__Фрагмент документа__.
________________________________________

Оставалась надежда на огонь Большой земли, однако приходилось учитывать новые трудности: основная масса артиллерии поддерживавшая наш десант, ушла с 18-й армией.
Перед вечером, только я вызвал к себе Полура, наблюдатель крикнул: «Воздух!» Мы выскочили посмотреть.
С юга вдоль берега к нашему плацдарму подлетали вражеские бомбардировщики. Их было три группы. Полур успел подсчитать; в первой — 32, во второй — 25, в третьей — 21 самолет. Они начали перестраиваться по ведущему и пошли в пике, направляя удар вдоль нашего плацдарма. От взрывов на части раздиралась земля. Эхо гула отзывалось далеко в море. Затем все утихло, только дым и гарь долго висели над плацдармом.
После такого налета- казалось всё должно бы перемешаться в поселке, но благодаря хорошо оборудованной обороне потери были сравнительно небольшими. Телефонная связь с некоторыми частями нарушилась. Начальник связи майор Подлазов разослал связистов исправлять линии. Челов и Нестеров по радио запрашивали, не разбит ли КП.
— Мы наблюдали: в районе вашего КП ложилось большое количество бомб.
Подлазов отвечал:
— А мы думали, что от вас и мокрого места не осталось.
Бушин крикнул:
— Вы там дурака не валяйте, скорее исправляйте связь!
Подлазов ответил:
— С медсанбатом есть связь. Чернов передал — взрывной волной контужен Трофимов. Ему придется отлеживаться.

________________________________________

__Список заданий__.
1. Определите, согласуются ли с фрагментом о налете на плацдарм следующие утверждения: (a) во второй группе бомбардировщиков было 25 самолетов; (b) потери после налета оказались очень большими; (c) бомбардировщики подлетали к плацдарму с севера. На каждое утверждение ответьте «да» или «нет» и приведите точную цитату из фрагмента, на которой основан ответ.
2. Продолжите рассказ о налете на плацдарм, начав сразу после фразы «Ему придется отлеживаться.»

________________________________________

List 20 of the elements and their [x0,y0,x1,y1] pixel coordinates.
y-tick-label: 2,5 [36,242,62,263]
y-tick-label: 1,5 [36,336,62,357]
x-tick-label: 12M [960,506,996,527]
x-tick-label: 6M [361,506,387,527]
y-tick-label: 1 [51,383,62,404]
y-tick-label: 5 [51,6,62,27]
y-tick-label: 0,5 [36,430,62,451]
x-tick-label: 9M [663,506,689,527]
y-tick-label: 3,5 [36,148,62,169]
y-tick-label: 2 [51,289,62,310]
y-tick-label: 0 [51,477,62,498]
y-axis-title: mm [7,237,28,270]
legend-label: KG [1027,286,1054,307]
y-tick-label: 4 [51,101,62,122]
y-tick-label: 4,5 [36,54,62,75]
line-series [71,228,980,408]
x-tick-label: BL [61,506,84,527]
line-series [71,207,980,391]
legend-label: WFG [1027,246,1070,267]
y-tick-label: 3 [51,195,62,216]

________________________________________

__Ответы к заданиям__.
1.
(a) Да: «во второй — 25».
(b) Нет: «потери были сравнительно небольшими».
(c) Нет: «С юга вдоль берега к нашему плацдарму подлетали вражеские бомбардировщики».

2.
— Передайте Трофимову, комдив не разрешает хирургу болеть!
В этот раз Бушин тоже острил, видимо от радости, что не было прямого попадания в командный пункт.
В 20 часов Чернов принес сведений о раненых, поступивших в медсанбат. Он мне рассказал, что из учебной роты принесли лейтенанта Никольского. У него тяжелое ранение в живот, операцию производить нельзя. Жить ему осталось минуты. Около него дежурила сестра Дуся Нечипуренко. Никольский попросил записать домашний адрес. «Напишите, Дуся моей жене, что я погиб на «Огненной земле». Пусть она бережет сыночка Петю. Мне осталось недолго жить… И спойте мне «Темную ночь». Сестра держала лейтенанта за руку и тихо пела. Она пела, пока рука его не стала совсем холодной. Дусе много раз приходилось видеть, как умирали раненые, но смерть Никольского ее потрясла. «Если бы можно было, говорила она Чернову, — я отдала бы лейтенанту свою жизнь, хотя он мне совершенно незнаком. Я не обладаю голосом, но откуда появилась сила — голос звучал особенно, как будто пел кто-то другой, а не я».
— А кто теперь ведущий хирург? — спросил я Чернова.
— Любиев.
Я знал его. В. П. Любиев — молодой способный врач. В 1941 году окончил институт и сразу на фронт, в нашу дивизию. Он провел уже сотни операций.
2 декабря рация Блохина приняла обращение Военного совета армии к десанту. Начальник спецсвязи капитан Травкин принес мелко исписанные им листки. Я не могу не отметить неутомимого труженика лейтенанта Блохина. Он обладал исключительной выдержкой, Несколько раз его засыпало землей вместе с рацией. Он выбирался из завала, извлекал изуродованную аппаратуру и возился с ней, пока она снова не начинала работать.
Обращение было адресовано красноармейцам, краснофлотцам и командирам десантного отряда в Эльтигене. Оно было тревожным.
«Боевые товарищи!
Обстановка на вашем участке фронта сложилась тяжелая. Враг подтянул против вас еще до трех полков пехоты, до двадцати танков, имея намерение наступать с целью уничтожить вас и сбросить в море…»
Военный совет не скрывал угрозы, нависшей над десантом. Обещал помощь и требовал стойкости.
— Иван, позови полковника Копылова и начальника штаба!